═══ MATERIAL FOR THIS EXERCISE
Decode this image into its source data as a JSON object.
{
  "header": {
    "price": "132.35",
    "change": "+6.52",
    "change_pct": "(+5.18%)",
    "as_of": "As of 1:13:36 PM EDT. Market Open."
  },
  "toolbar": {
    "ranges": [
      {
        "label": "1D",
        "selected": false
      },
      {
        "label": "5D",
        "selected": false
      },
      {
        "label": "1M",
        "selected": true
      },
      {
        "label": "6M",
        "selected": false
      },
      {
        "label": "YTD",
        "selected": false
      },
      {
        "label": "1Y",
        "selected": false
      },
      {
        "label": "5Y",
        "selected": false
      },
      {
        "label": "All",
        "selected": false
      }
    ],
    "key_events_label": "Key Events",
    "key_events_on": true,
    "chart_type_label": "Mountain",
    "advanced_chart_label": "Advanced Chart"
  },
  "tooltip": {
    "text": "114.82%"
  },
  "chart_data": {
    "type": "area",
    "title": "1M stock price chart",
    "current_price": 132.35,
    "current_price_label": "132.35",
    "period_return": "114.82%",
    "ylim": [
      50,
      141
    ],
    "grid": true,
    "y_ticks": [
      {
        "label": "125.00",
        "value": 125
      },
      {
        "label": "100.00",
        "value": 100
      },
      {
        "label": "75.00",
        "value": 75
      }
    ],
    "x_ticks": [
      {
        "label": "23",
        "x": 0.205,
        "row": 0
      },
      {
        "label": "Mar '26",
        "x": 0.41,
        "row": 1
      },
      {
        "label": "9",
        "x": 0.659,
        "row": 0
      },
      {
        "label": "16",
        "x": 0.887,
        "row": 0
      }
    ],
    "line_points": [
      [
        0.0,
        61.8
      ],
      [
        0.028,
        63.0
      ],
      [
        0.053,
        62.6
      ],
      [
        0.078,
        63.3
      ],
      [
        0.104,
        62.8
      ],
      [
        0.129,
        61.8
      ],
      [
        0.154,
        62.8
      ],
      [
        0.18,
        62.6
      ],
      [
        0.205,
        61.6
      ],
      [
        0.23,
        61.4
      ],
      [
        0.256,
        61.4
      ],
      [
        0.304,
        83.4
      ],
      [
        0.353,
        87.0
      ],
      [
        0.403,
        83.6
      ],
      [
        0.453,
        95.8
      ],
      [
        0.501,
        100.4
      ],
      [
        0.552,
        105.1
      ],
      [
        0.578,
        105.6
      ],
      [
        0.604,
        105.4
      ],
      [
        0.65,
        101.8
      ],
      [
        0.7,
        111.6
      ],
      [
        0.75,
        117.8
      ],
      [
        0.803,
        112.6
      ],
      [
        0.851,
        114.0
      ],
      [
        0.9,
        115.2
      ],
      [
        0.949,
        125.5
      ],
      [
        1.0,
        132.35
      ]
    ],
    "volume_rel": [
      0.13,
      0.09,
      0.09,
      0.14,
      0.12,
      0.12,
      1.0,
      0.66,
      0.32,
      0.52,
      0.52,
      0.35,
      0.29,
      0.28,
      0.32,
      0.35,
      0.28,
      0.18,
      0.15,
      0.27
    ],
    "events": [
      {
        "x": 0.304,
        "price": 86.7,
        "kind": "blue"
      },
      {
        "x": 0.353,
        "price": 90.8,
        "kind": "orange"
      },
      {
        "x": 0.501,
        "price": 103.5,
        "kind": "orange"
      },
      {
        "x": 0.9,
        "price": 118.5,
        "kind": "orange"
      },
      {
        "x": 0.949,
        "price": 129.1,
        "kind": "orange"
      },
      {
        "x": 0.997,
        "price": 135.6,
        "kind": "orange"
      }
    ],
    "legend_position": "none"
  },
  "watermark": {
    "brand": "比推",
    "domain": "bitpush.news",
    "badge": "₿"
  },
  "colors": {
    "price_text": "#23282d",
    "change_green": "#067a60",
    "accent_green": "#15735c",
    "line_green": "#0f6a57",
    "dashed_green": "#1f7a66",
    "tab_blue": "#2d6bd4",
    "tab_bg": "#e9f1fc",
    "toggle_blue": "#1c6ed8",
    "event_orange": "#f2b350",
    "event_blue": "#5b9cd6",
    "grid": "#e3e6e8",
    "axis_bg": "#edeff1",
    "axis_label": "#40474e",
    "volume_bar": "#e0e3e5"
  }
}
══════
▶ **EXERCISE DIRECTIONS**
Print out every entry, keeping each one exact.

▶ **REPLY TO THE TASK**
Decode this image into its source data as a JSON object.
{
  "header": {
    "price": "132.35",
    "change": "+6.52",
    "change_pct": "(+5.18%)",
    "as_of": "As of 1:13:36 PM EDT. Market Open."
  },
  "toolbar": {
    "ranges": [
      {
        "label": "1D",
        "selected": false
      },
      {
        "label": "5D",
        "selected": false
      },
      {
        "label": "1M",
        "selected": true
      },
      {
        "label": "6M",
        "selected": false
      },
      {
        "label": "YTD",
        "selected": false
      },
      {
        "label": "1Y",
        "selected": false
      },
      {
        "label": "5Y",
        "selected": false
      },
      {
        "label": "All",
        "selected": false
      }
    ],
    "key_events_label": "Key Events",
    "key_events_on": true,
    "chart_type_label": "Mountain",
    "advanced_chart_label": "Advanced Chart"
  },
  "tooltip": {
    "text": "114.82%"
  },
  "chart_data": {
    "type": "area",
    "title": "1M stock price chart",
    "current_price": 132.35,
    "current_price_label": "132.35",
    "period_return": "114.82%",
    "ylim": [
      50,
      141
    ],
    "grid": true,
    "y_ticks": [
      {
        "label": "125.00",
        "value": 125
      },
      {
        "label": "100.00",
        "value": 100
      },
      {
        "label": "75.00",
        "value": 75
      }
    ],
    "x_ticks": [
      {
        "label": "23",
        "x": 0.205,
        "row": 0
      },
      {
        "label": "Mar '26",
        "x": 0.41,
        "row": 1
      },
      {
        "label": "9",
        "x": 0.659,
        "row": 0
      },
      {
        "label": "16",
        "x": 0.887,
        "row": 0
      }
    ],
    "line_points": [
      [
        0.0,
        61.8
      ],
      [
        0.028,
        63.0
      ],
      [
        0.053,
        62.6
      ],
      [
        0.078,
        63.3
      ],
      [
        0.104,
        62.8
      ],
      [
        0.129,
        61.8
      ],
      [
        0.154,
        62.8
      ],
      [
        0.18,
        62.6
      ],
      [
        0.205,
        61.6
      ],
      [
        0.23,
        61.4
      ],
      [
        0.256,
        61.4
      ],
      [
        0.304,
        83.4
      ],
      [
        0.353,
        87.0
      ],
      [
        0.403,
        83.6
      ],
      [
        0.453,
        95.8
      ],
      [
        0.501,
        100.4
      ],
      [
        0.552,
        105.1
      ],
      [
        0.578,
        105.6
      ],
      [
        0.604,
        105.4
      ],
      [
        0.65,
        101.8
      ],
      [
        0.7,
        111.6
      ],
      [
        0.75,
        117.8
      ],
      [
        0.803,
        112.6
      ],
      [
        0.851,
        114.0
      ],
      [
        0.9,
        115.2
      ],
      [
        0.949,
        125.5
      ],
      [
        1.0,
        132.35
      ]
    ],
    "volume_rel": [
      0.13,
      0.09,
      0.09,
      0.14,
      0.12,
      0.12,
      1.0,
      0.66,
      0.32,
      0.52,
      0.52,
      0.35,
      0.29,
      0.28,
      0.32,
      0.35,
      0.28,
      0.18,
      0.15,
      0.27
    ],
    "events": [
      {
        "x": 0.304,
        "price": 86.7,
        "kind": "blue"
      },
      {
        "x": 0.353,
        "price": 90.8,
        "kind": "orange"
      },
      {
        "x": 0.501,
        "price": 103.5,
        "kind": "orange"
      },
      {
        "x": 0.9,
        "price": 118.5,
        "kind": "orange"
      },
      {
        "x": 0.949,
        "price": 129.1,
        "kind": "orange"
      },
      {
        "x": 0.997,
        "price": 135.6,
        "kind": "orange"
      }
    ],
    "legend_position": "none"
  },
  "watermark": {
    "brand": "比推",
    "domain": "bitpush.news",
    "badge": "₿"
  },
  "colors": {
    "price_text": "#23282d",
    "change_green": "#067a60",
    "accent_green": "#15735c",
    "line_green": "#0f6a57",
    "dashed_green": "#1f7a66",
    "tab_blue": "#2d6bd4",
    "tab_bg": "#e9f1fc",
    "toggle_blue": "#1c6ed8",
    "event_orange": "#f2b350",
    "event_blue": "#5b9cd6",
    "grid": "#e3e6e8",
    "axis_bg": "#edeff1",
    "axis_label": "#40474e",
    "volume_bar": "#e0e3e5"
  }
}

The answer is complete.